Your task is to extract every entry that follows word for word while excluding the pictures.

++++ Extracted material

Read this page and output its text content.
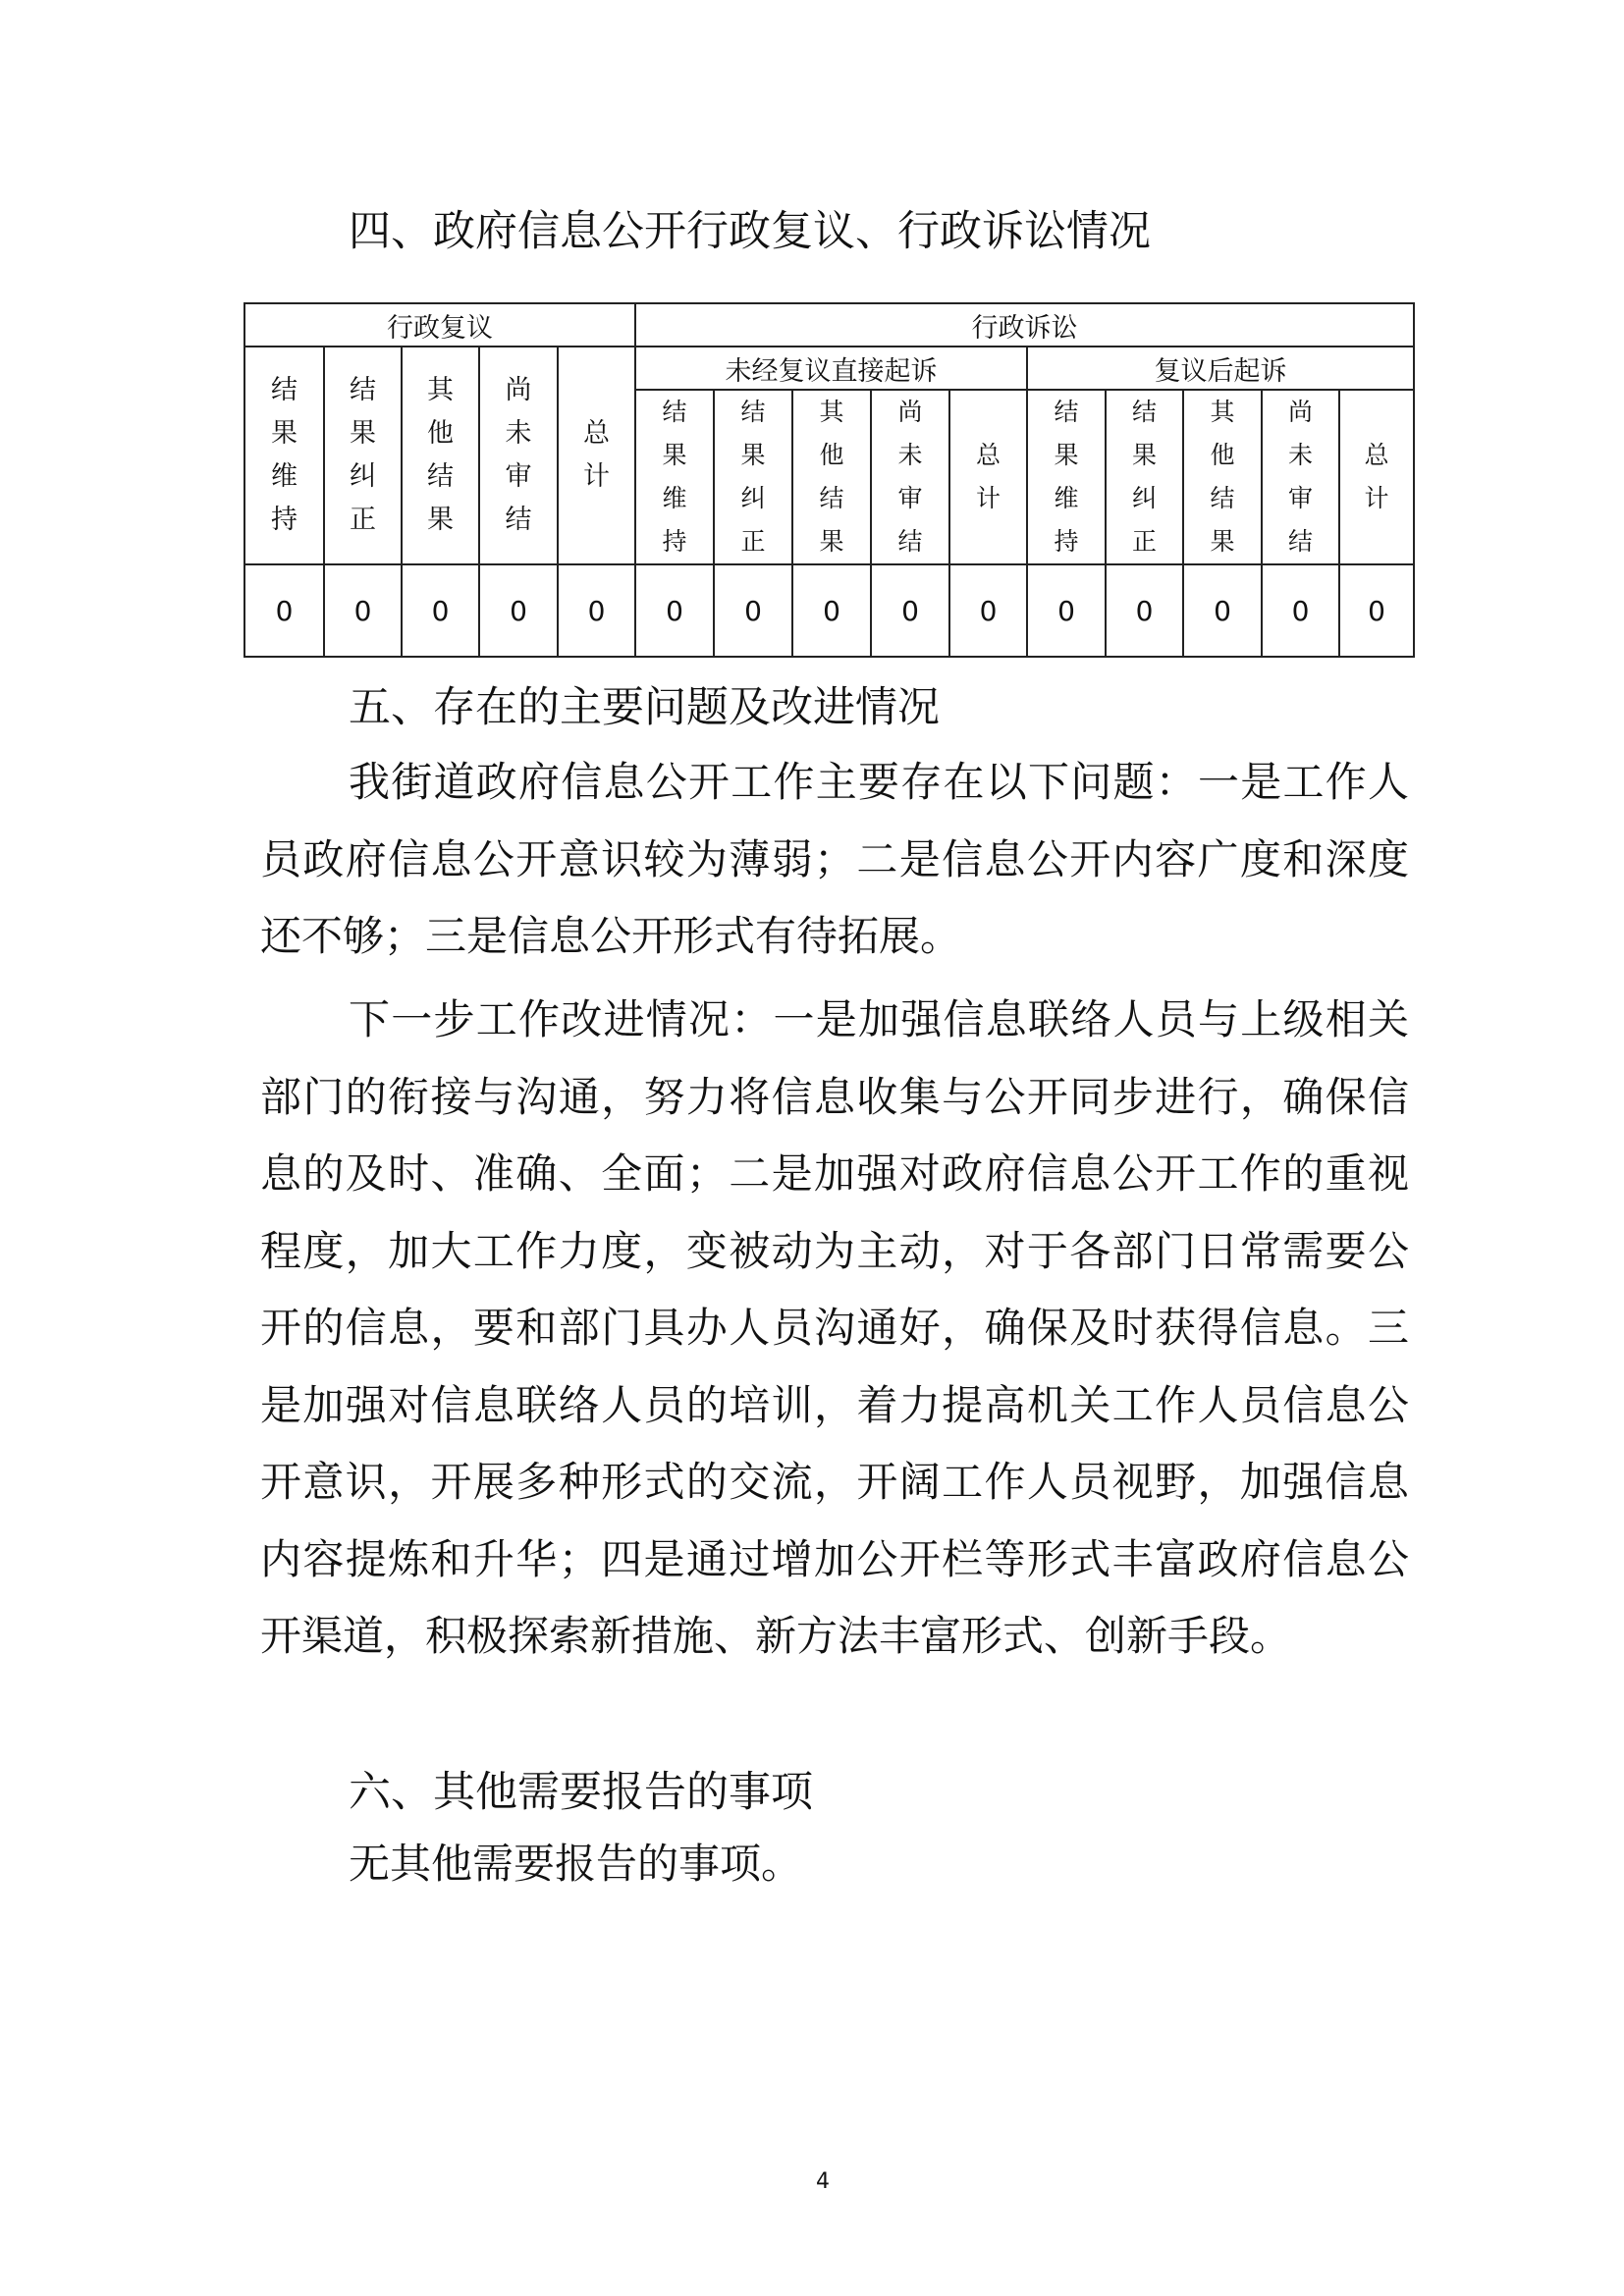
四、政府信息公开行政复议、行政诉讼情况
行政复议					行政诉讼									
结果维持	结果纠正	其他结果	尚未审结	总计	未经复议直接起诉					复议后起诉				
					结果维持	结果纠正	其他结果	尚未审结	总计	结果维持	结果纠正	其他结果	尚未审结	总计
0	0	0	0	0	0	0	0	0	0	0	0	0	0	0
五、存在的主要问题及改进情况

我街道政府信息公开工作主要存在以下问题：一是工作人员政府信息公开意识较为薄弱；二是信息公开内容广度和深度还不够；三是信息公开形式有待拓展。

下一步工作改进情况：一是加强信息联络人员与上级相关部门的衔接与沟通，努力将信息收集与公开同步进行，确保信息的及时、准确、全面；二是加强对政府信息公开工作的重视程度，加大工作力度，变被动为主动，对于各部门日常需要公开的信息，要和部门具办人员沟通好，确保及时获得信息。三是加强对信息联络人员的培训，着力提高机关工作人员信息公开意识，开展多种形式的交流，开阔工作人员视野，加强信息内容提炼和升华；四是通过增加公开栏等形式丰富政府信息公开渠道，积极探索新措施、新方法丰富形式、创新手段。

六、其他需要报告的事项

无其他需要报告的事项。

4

++++++++

Answer for this exercise ▸
Read this page and output its text content.
四、政府信息公开行政复议、行政诉讼情况
行政复议					行政诉讼									
结果维持	结果纠正	其他结果	尚未审结	总计	未经复议直接起诉					复议后起诉				
					结果维持	结果纠正	其他结果	尚未审结	总计	结果维持	结果纠正	其他结果	尚未审结	总计
0	0	0	0	0	0	0	0	0	0	0	0	0	0	0
五、存在的主要问题及改进情况

我街道政府信息公开工作主要存在以下问题：一是工作人员政府信息公开意识较为薄弱；二是信息公开内容广度和深度还不够；三是信息公开形式有待拓展。

下一步工作改进情况：一是加强信息联络人员与上级相关部门的衔接与沟通，努力将信息收集与公开同步进行，确保信息的及时、准确、全面；二是加强对政府信息公开工作的重视程度，加大工作力度，变被动为主动，对于各部门日常需要公开的信息，要和部门具办人员沟通好，确保及时获得信息。三是加强对信息联络人员的培训，着力提高机关工作人员信息公开意识，开展多种形式的交流，开阔工作人员视野，加强信息内容提炼和升华；四是通过增加公开栏等形式丰富政府信息公开渠道，积极探索新措施、新方法丰富形式、创新手段。

六、其他需要报告的事项

无其他需要报告的事项。

4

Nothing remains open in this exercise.